WHAT IS ASKED. Select the lines of the records containing the word "zhuàng" and list them.

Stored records
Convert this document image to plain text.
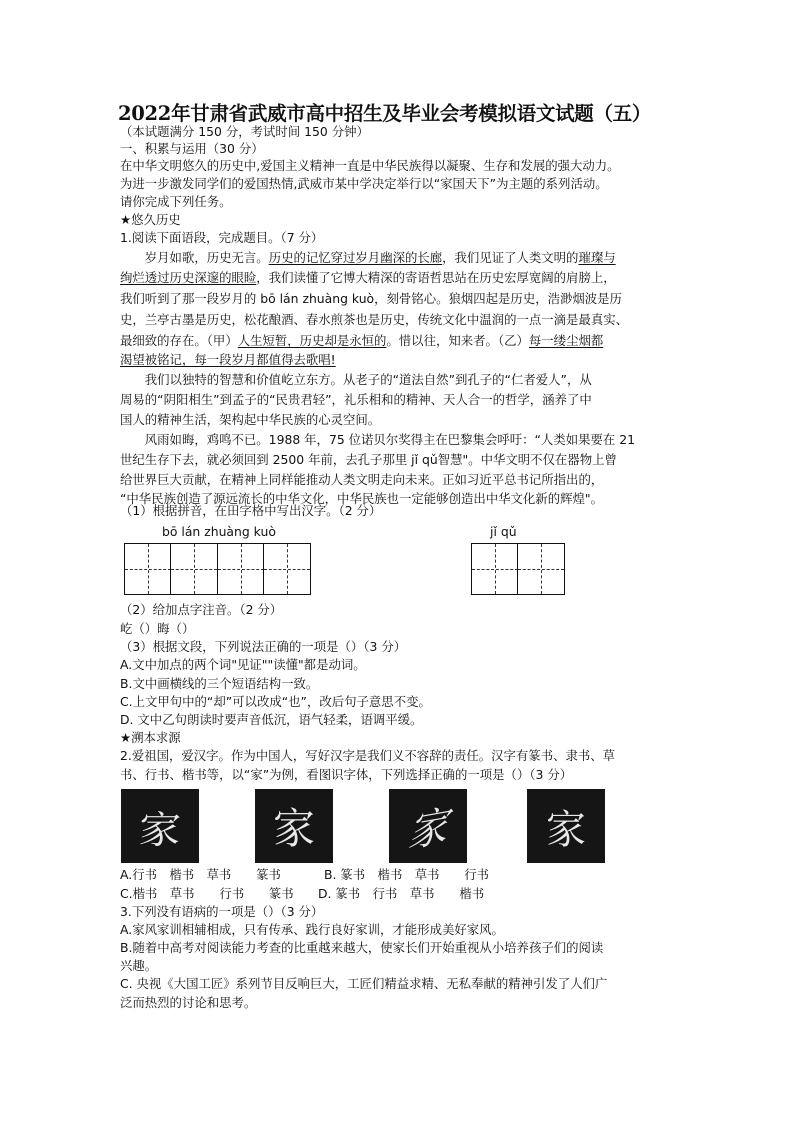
2022年甘肃省武威市高中招生及毕业会考模拟语文试题（五）
（本试题满分 150 分，考试时间 150 分钟）
一、积累与运用（30 分）
在中华文明悠久的历史中,爱国主义精神一直是中华民族得以凝聚、生存和发展的强大动力。
为进一步激发同学们的爱国热情,武威市某中学决定举行以“家国天下”为主题的系列活动。
请你完成下列任务。
★悠久历史
1.阅读下面语段，完成题目。（7 分）
　　岁月如歌，历史无言。历史的记忆穿过岁月幽深的长廊，我们见证了人类文明的璀璨与
绚烂透过历史深邃的眼睑，我们读懂了它博大精深的寄语哲思站在历史宏厚宽阔的肩膀上，
我们听到了那一段岁月的 bō lán zhuàng kuò，刻骨铭心。狼烟四起是历史，浩渺烟波是历
史，兰亭古墨是历史，松花酿酒、春水煎茶也是历史，传统文化中温润的一点一滴是最真实、
最细致的存在。（甲）人生短暂，历史却是永恒的。惜以往，知来者。（乙）每一缕尘烟都
渴望被铭记，每一段岁月都值得去歌唱!
　　我们以独特的智慧和价值屹立东方。从老子的“道法自然”到孔子的“仁者爱人”，从
周易的“阴阳相生”到孟子的“民贵君轻”，礼乐相和的精神、天人合一的哲学，涵养了中
国人的精神生活，架构起中华民族的心灵空间。
　　风雨如晦，鸡鸣不已。1988 年，75 位诺贝尔奖得主在巴黎集会呼吁：“人类如果要在 21
世纪生存下去，就必须回到 2500 年前，去孔子那里 jǐ qǔ智慧"。中华文明不仅在器物上曾
给世界巨大贡献，在精神上同样能推动人类文明走向未来。正如习近平总书记所指出的，
“中华民族创造了源远流长的中华文化，中华民族也一定能够创造出中华文化新的辉煌"。
（1）根据拼音，在田字格中写出汉字。（2 分）
bō lán zhuàng kuò	jǐ qǔ
（2）给加点字注音。（2 分）
屹（）晦（）
（3）根据文段，下列说法正确的一项是（）（3 分）
A.文中加点的两个词"见证""读懂"都是动词。
B.文中画横线的三个短语结构一致。
C.上文甲句中的“却”可以改成“也”，改后句子意思不变。
D. 文中乙句朗读时要声音低沉，语气轻柔，语调平缓。
★溯本求源
2.爱祖国，爱汉字。作为中国人，写好汉字是我们义不容辞的责任。汉字有篆书、隶书、草
书、行书、楷书等，以“家”为例，看图识字体，下列选择正确的一项是（）（3 分）
家 家 家 家
A.行书　楷书　草书　　篆书	B. 篆书　楷书　草书　　行书
C.楷书　草书　　行书　　篆书 D. 篆书　行书　草书　　楷书
3.下列没有语病的一项是（）（3 分）
A.家风家训相辅相成，只有传承、践行良好家训，才能形成美好家风。
B.随着中高考对阅读能力考查的比重越来越大，使家长们开始重视从小培养孩子们的阅读
兴趣。
C. 央视《大国工匠》系列节目反响巨大，工匠们精益求精、无私奉献的精神引发了人们广
泛而热烈的讨论和思考。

CORRECT RESULT.
我们听到了那一段岁月的 bō lán zhuàng kuò，刻骨铭心。狼烟四起是历史，浩渺烟波是历
bō lán zhuàng kuò	jǐ qǔ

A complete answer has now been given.